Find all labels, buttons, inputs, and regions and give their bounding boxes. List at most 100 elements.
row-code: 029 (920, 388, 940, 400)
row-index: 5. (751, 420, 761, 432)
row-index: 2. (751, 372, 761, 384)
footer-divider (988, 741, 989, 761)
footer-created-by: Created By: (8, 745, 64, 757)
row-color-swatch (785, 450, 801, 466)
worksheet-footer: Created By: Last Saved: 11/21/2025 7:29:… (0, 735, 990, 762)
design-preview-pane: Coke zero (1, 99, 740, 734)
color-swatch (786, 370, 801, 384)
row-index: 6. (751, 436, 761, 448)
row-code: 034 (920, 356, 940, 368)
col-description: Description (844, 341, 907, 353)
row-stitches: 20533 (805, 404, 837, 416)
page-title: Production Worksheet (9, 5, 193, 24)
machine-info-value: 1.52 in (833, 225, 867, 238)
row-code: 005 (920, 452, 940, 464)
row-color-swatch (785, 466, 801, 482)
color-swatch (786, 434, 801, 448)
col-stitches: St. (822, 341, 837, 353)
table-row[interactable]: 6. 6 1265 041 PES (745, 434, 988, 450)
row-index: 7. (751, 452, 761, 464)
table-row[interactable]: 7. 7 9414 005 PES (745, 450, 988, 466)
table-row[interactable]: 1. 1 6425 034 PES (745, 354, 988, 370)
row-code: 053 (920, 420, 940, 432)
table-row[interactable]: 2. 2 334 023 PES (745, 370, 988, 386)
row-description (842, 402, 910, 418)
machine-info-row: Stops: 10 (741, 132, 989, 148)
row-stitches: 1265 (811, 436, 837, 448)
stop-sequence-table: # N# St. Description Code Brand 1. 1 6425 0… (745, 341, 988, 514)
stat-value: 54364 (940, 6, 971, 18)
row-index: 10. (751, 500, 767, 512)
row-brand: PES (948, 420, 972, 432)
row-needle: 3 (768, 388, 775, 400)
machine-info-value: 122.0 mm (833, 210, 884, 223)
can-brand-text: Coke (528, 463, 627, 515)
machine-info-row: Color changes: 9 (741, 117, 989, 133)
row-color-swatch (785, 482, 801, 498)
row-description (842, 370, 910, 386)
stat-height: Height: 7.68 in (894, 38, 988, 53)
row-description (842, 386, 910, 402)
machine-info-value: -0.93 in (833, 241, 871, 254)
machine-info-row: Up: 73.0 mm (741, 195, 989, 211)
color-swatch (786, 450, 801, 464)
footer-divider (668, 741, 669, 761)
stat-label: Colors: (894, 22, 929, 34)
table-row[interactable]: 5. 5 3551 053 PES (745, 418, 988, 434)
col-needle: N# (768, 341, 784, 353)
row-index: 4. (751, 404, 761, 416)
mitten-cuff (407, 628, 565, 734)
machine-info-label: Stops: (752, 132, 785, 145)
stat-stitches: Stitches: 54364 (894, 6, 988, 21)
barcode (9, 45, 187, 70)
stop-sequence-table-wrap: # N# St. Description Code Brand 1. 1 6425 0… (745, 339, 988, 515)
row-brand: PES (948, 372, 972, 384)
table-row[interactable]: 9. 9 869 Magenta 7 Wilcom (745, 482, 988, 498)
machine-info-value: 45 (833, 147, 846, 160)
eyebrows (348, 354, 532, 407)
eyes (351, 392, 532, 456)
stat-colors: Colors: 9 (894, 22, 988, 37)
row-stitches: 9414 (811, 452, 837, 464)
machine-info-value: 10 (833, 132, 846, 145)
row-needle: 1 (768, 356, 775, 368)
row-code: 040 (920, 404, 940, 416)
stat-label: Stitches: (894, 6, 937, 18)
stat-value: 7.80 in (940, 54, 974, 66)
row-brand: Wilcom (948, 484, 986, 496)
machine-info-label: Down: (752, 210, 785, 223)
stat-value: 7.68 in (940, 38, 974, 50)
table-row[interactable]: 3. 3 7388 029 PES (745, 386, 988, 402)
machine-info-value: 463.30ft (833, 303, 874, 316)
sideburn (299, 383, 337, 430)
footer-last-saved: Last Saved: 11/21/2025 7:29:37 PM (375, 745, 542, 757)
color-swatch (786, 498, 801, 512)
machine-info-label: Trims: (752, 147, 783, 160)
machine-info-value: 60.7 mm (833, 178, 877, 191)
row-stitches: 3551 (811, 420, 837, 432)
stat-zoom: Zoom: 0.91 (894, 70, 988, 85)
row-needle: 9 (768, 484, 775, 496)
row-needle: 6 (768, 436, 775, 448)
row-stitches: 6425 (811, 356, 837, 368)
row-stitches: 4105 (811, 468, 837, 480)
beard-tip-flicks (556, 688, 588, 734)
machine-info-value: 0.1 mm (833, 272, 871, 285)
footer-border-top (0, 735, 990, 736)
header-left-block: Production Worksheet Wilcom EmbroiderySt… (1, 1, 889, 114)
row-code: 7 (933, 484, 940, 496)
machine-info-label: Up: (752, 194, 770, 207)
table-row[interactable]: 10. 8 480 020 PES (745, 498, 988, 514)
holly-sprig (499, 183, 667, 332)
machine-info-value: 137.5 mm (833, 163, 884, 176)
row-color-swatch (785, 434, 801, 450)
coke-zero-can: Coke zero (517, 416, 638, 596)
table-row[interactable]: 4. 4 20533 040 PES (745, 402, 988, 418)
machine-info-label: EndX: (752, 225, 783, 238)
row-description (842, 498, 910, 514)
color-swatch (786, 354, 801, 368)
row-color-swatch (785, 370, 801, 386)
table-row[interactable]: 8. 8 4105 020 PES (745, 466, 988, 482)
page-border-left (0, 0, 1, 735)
::::
* [Stated problem]
Please select each line of the records that contains the string "Colors". Case counts.

* [Answer to this task]
stat-label: Colors: (894, 22, 929, 34)
stat-colors: Colors: 9 (894, 22, 988, 37)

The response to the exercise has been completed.